▶ Directive
Quote all entries exactly, leaving pictures aside.
━━━━━━━━━━━━━━━━
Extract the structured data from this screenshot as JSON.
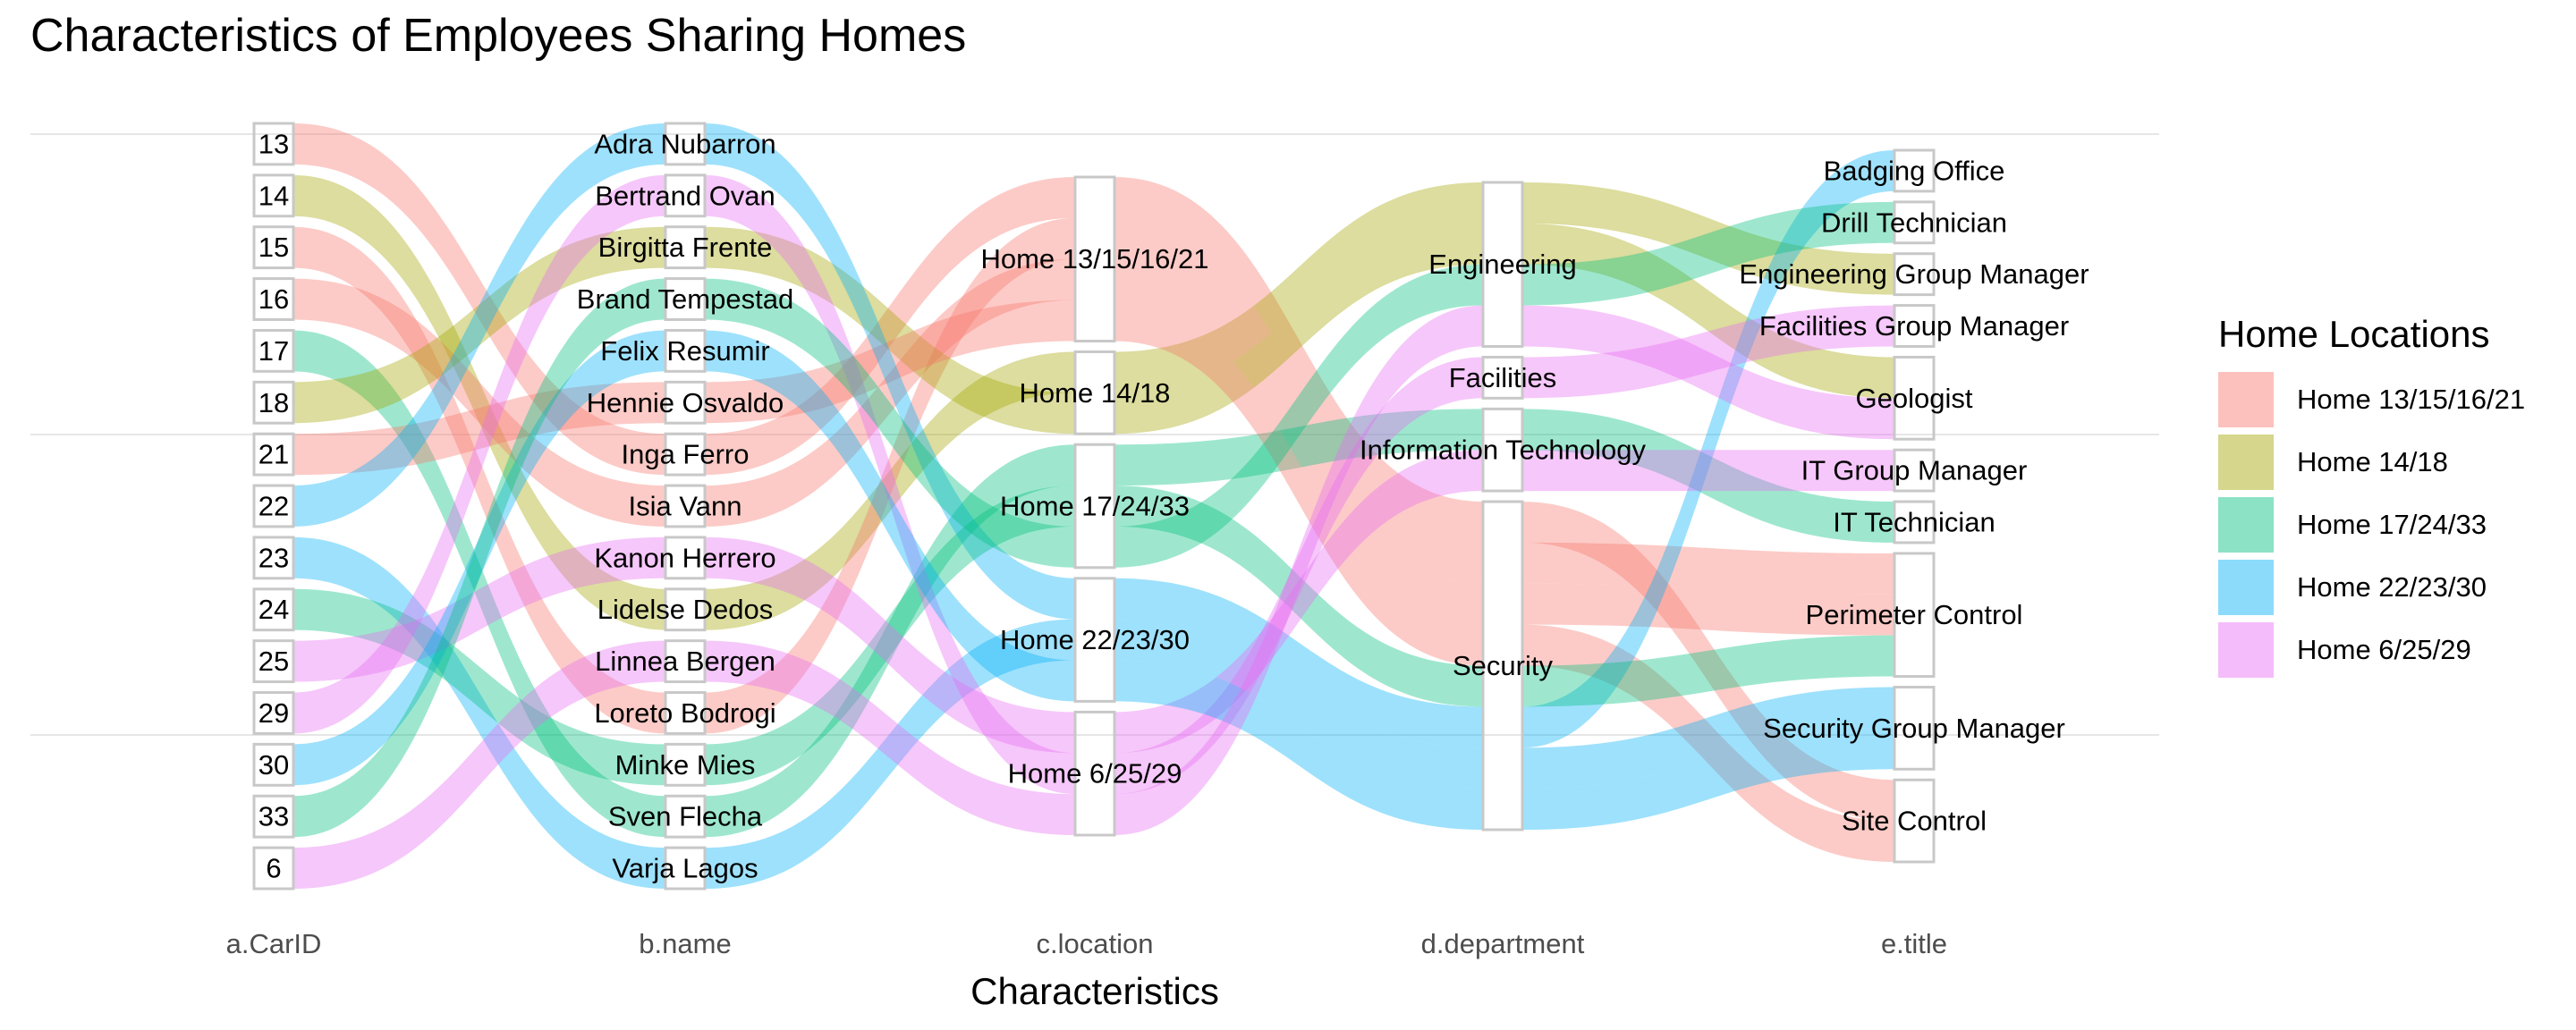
{
  "chart_data": {
    "type": "alluvial",
    "title": "Characteristics of Employees Sharing Homes",
    "xlabel": "Characteristics",
    "ylabel": "",
    "axes": [
      "a.CarID",
      "b.name",
      "c.location",
      "d.department",
      "e.title"
    ],
    "legend": {
      "title": "Home Locations",
      "position": "right",
      "entries": [
        "Home 13/15/16/21",
        "Home 14/18",
        "Home 17/24/33",
        "Home 22/23/30",
        "Home 6/25/29"
      ]
    },
    "colors": {
      "Home 13/15/16/21": "#F8766D",
      "Home 14/18": "#A3A500",
      "Home 17/24/33": "#00BF7D",
      "Home 22/23/30": "#00B0F6",
      "Home 6/25/29": "#E76BF3"
    },
    "strata": {
      "a.CarID": [
        "13",
        "14",
        "15",
        "16",
        "17",
        "18",
        "21",
        "22",
        "23",
        "24",
        "25",
        "29",
        "30",
        "33",
        "6"
      ],
      "b.name": [
        "Adra Nubarron",
        "Bertrand Ovan",
        "Birgitta Frente",
        "Brand Tempestad",
        "Felix Resumir",
        "Hennie Osvaldo",
        "Inga Ferro",
        "Isia Vann",
        "Kanon Herrero",
        "Lidelse Dedos",
        "Linnea Bergen",
        "Loreto Bodrogi",
        "Minke Mies",
        "Sven Flecha",
        "Varja Lagos"
      ],
      "c.location": [
        "Home 13/15/16/21",
        "Home 14/18",
        "Home 17/24/33",
        "Home 22/23/30",
        "Home 6/25/29"
      ],
      "d.department": [
        "Engineering",
        "Facilities",
        "Information Technology",
        "Security"
      ],
      "e.title": [
        "Badging Office",
        "Drill Technician",
        "Engineering Group Manager",
        "Facilities Group Manager",
        "Geologist",
        "IT Group Manager",
        "IT Technician",
        "Perimeter Control",
        "Security Group Manager",
        "Site Control"
      ]
    },
    "records": [
      {
        "car": "13",
        "name": "Inga Ferro",
        "location": "Home 13/15/16/21",
        "department": "Security",
        "title": "Site Control"
      },
      {
        "car": "14",
        "name": "Lidelse Dedos",
        "location": "Home 14/18",
        "department": "Engineering",
        "title": "Engineering Group Manager"
      },
      {
        "car": "15",
        "name": "Loreto Bodrogi",
        "location": "Home 13/15/16/21",
        "department": "Security",
        "title": "Perimeter Control"
      },
      {
        "car": "16",
        "name": "Isia Vann",
        "location": "Home 13/15/16/21",
        "department": "Security",
        "title": "Perimeter Control"
      },
      {
        "car": "17",
        "name": "Sven Flecha",
        "location": "Home 17/24/33",
        "department": "Information Technology",
        "title": "IT Technician"
      },
      {
        "car": "18",
        "name": "Birgitta Frente",
        "location": "Home 14/18",
        "department": "Engineering",
        "title": "Geologist"
      },
      {
        "car": "21",
        "name": "Hennie Osvaldo",
        "location": "Home 13/15/16/21",
        "department": "Security",
        "title": "Site Control"
      },
      {
        "car": "22",
        "name": "Adra Nubarron",
        "location": "Home 22/23/30",
        "department": "Security",
        "title": "Badging Office"
      },
      {
        "car": "23",
        "name": "Varja Lagos",
        "location": "Home 22/23/30",
        "department": "Security",
        "title": "Security Group Manager"
      },
      {
        "car": "24",
        "name": "Minke Mies",
        "location": "Home 17/24/33",
        "department": "Security",
        "title": "Perimeter Control"
      },
      {
        "car": "25",
        "name": "Kanon Herrero",
        "location": "Home 6/25/29",
        "department": "Information Technology",
        "title": "IT Group Manager"
      },
      {
        "car": "29",
        "name": "Bertrand Ovan",
        "location": "Home 6/25/29",
        "department": "Facilities",
        "title": "Facilities Group Manager"
      },
      {
        "car": "30",
        "name": "Felix Resumir",
        "location": "Home 22/23/30",
        "department": "Security",
        "title": "Security Group Manager"
      },
      {
        "car": "33",
        "name": "Brand Tempestad",
        "location": "Home 17/24/33",
        "department": "Engineering",
        "title": "Drill Technician"
      },
      {
        "car": "6",
        "name": "Linnea Bergen",
        "location": "Home 6/25/29",
        "department": "Engineering",
        "title": "Geologist"
      }
    ],
    "grid": true
  }
}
━━━━━━━━━━━━━━━━
▶ Exercise result
Extract the structured data from this screenshot as JSON.
{
  "chart_data": {
    "type": "alluvial",
    "title": "Characteristics of Employees Sharing Homes",
    "xlabel": "Characteristics",
    "ylabel": "",
    "axes": [
      "a.CarID",
      "b.name",
      "c.location",
      "d.department",
      "e.title"
    ],
    "legend": {
      "title": "Home Locations",
      "position": "right",
      "entries": [
        "Home 13/15/16/21",
        "Home 14/18",
        "Home 17/24/33",
        "Home 22/23/30",
        "Home 6/25/29"
      ]
    },
    "colors": {
      "Home 13/15/16/21": "#F8766D",
      "Home 14/18": "#A3A500",
      "Home 17/24/33": "#00BF7D",
      "Home 22/23/30": "#00B0F6",
      "Home 6/25/29": "#E76BF3"
    },
    "strata": {
      "a.CarID": [
        "13",
        "14",
        "15",
        "16",
        "17",
        "18",
        "21",
        "22",
        "23",
        "24",
        "25",
        "29",
        "30",
        "33",
        "6"
      ],
      "b.name": [
        "Adra Nubarron",
        "Bertrand Ovan",
        "Birgitta Frente",
        "Brand Tempestad",
        "Felix Resumir",
        "Hennie Osvaldo",
        "Inga Ferro",
        "Isia Vann",
        "Kanon Herrero",
        "Lidelse Dedos",
        "Linnea Bergen",
        "Loreto Bodrogi",
        "Minke Mies",
        "Sven Flecha",
        "Varja Lagos"
      ],
      "c.location": [
        "Home 13/15/16/21",
        "Home 14/18",
        "Home 17/24/33",
        "Home 22/23/30",
        "Home 6/25/29"
      ],
      "d.department": [
        "Engineering",
        "Facilities",
        "Information Technology",
        "Security"
      ],
      "e.title": [
        "Badging Office",
        "Drill Technician",
        "Engineering Group Manager",
        "Facilities Group Manager",
        "Geologist",
        "IT Group Manager",
        "IT Technician",
        "Perimeter Control",
        "Security Group Manager",
        "Site Control"
      ]
    },
    "records": [
      {
        "car": "13",
        "name": "Inga Ferro",
        "location": "Home 13/15/16/21",
        "department": "Security",
        "title": "Site Control"
      },
      {
        "car": "14",
        "name": "Lidelse Dedos",
        "location": "Home 14/18",
        "department": "Engineering",
        "title": "Engineering Group Manager"
      },
      {
        "car": "15",
        "name": "Loreto Bodrogi",
        "location": "Home 13/15/16/21",
        "department": "Security",
        "title": "Perimeter Control"
      },
      {
        "car": "16",
        "name": "Isia Vann",
        "location": "Home 13/15/16/21",
        "department": "Security",
        "title": "Perimeter Control"
      },
      {
        "car": "17",
        "name": "Sven Flecha",
        "location": "Home 17/24/33",
        "department": "Information Technology",
        "title": "IT Technician"
      },
      {
        "car": "18",
        "name": "Birgitta Frente",
        "location": "Home 14/18",
        "department": "Engineering",
        "title": "Geologist"
      },
      {
        "car": "21",
        "name": "Hennie Osvaldo",
        "location": "Home 13/15/16/21",
        "department": "Security",
        "title": "Site Control"
      },
      {
        "car": "22",
        "name": "Adra Nubarron",
        "location": "Home 22/23/30",
        "department": "Security",
        "title": "Badging Office"
      },
      {
        "car": "23",
        "name": "Varja Lagos",
        "location": "Home 22/23/30",
        "department": "Security",
        "title": "Security Group Manager"
      },
      {
        "car": "24",
        "name": "Minke Mies",
        "location": "Home 17/24/33",
        "department": "Security",
        "title": "Perimeter Control"
      },
      {
        "car": "25",
        "name": "Kanon Herrero",
        "location": "Home 6/25/29",
        "department": "Information Technology",
        "title": "IT Group Manager"
      },
      {
        "car": "29",
        "name": "Bertrand Ovan",
        "location": "Home 6/25/29",
        "department": "Facilities",
        "title": "Facilities Group Manager"
      },
      {
        "car": "30",
        "name": "Felix Resumir",
        "location": "Home 22/23/30",
        "department": "Security",
        "title": "Security Group Manager"
      },
      {
        "car": "33",
        "name": "Brand Tempestad",
        "location": "Home 17/24/33",
        "department": "Engineering",
        "title": "Drill Technician"
      },
      {
        "car": "6",
        "name": "Linnea Bergen",
        "location": "Home 6/25/29",
        "department": "Engineering",
        "title": "Geologist"
      }
    ],
    "grid": true
  }
}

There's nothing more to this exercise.